## What you will do
Note each line that includes the word "color". Copy those lines.

[Figure collection entries]
• • • • • • •

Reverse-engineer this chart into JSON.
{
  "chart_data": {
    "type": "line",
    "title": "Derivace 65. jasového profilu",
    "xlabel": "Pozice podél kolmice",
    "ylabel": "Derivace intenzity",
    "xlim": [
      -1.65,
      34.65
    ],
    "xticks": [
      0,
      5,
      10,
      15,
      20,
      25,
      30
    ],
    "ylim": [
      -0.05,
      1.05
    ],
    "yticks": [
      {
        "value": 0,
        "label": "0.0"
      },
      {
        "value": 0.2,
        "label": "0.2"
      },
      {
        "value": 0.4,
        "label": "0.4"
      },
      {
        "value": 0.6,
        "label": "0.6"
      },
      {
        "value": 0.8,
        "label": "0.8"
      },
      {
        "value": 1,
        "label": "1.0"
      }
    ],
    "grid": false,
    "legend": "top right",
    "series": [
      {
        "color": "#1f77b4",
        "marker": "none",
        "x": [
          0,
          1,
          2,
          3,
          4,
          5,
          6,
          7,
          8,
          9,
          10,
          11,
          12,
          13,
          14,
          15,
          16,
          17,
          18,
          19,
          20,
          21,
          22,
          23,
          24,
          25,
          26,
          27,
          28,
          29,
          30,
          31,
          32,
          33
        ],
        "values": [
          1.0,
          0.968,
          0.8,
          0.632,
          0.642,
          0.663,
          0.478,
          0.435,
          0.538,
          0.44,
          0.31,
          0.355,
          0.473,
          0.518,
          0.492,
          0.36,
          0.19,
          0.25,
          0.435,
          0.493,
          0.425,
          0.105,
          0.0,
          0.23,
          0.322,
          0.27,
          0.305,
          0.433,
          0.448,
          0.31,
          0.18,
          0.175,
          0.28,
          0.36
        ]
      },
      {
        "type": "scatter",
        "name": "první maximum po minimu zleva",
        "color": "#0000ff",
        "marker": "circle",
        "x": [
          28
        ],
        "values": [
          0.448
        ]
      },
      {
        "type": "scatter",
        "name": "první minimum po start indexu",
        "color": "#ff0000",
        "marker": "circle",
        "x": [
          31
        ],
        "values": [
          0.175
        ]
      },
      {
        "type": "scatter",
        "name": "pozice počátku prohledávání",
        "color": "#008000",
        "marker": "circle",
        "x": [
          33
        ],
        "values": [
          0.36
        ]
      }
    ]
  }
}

• • • • • • •

## Correct result
        "color": "#1f77b4",
        "color": "#0000ff",
        "color": "#ff0000",
        "color": "#008000",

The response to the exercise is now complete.